**Problem to work on**
Find how many lines of the listing include the string "text", and report only that figure.

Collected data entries
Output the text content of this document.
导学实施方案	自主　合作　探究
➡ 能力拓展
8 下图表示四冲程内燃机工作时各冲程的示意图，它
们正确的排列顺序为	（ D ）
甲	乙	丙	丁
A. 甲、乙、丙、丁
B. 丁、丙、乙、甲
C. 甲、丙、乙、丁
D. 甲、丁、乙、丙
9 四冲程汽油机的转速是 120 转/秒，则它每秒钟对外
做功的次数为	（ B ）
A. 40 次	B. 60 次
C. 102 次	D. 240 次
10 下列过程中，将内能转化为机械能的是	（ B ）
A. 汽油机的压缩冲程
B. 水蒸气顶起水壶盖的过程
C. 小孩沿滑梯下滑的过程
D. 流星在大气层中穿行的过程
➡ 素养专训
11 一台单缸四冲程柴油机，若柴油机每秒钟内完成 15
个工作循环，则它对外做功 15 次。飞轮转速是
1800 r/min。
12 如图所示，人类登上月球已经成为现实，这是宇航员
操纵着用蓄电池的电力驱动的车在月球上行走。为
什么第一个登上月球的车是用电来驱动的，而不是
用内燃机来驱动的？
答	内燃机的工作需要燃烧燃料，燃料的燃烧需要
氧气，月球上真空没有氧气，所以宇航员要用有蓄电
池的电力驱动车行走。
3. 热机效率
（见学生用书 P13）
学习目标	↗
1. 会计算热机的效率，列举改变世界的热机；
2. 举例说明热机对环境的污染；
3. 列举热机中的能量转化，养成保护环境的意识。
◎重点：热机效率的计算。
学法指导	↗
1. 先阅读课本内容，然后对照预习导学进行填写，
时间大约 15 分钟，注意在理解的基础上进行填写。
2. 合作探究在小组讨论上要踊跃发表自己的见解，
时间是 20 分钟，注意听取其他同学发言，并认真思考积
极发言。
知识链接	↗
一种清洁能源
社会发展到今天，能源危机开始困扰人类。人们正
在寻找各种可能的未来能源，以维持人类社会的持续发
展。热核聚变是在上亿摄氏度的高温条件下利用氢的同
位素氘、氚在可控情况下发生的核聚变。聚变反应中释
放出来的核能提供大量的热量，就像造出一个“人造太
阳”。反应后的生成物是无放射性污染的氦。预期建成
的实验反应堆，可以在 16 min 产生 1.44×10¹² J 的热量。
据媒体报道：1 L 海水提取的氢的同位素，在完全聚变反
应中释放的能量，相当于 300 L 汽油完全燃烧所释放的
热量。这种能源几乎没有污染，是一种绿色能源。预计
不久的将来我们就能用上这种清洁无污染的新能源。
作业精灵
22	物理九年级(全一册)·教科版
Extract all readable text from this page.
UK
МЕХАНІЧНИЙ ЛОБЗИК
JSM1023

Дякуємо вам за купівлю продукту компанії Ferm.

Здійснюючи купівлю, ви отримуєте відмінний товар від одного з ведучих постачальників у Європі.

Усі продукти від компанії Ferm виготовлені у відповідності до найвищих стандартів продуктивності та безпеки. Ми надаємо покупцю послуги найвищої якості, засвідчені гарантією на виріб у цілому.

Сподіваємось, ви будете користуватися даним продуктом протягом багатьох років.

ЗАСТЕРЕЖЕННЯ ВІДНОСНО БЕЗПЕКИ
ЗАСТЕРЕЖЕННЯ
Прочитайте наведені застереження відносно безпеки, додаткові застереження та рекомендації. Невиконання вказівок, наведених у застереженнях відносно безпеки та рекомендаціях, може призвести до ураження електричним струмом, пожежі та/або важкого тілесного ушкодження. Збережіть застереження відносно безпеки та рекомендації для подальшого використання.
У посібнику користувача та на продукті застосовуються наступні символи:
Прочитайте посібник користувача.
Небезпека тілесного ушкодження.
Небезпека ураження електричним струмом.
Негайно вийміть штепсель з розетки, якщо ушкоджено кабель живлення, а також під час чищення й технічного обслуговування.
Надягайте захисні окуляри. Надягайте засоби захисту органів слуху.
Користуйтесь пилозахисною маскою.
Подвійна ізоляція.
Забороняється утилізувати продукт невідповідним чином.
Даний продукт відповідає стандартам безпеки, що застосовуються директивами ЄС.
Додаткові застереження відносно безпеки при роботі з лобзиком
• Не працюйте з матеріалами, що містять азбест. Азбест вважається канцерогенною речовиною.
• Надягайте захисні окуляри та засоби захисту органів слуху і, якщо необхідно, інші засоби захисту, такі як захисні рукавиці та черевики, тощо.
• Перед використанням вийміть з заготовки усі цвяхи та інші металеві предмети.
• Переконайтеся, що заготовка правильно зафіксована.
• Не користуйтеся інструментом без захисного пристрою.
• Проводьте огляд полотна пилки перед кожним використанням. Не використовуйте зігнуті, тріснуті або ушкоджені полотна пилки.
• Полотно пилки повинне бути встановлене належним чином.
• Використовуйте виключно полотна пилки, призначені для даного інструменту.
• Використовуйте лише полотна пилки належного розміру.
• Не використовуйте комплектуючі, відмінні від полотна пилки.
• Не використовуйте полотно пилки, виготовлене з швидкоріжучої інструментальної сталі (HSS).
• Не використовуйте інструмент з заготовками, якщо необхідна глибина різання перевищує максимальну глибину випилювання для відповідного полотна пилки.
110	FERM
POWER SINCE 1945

**In response**
2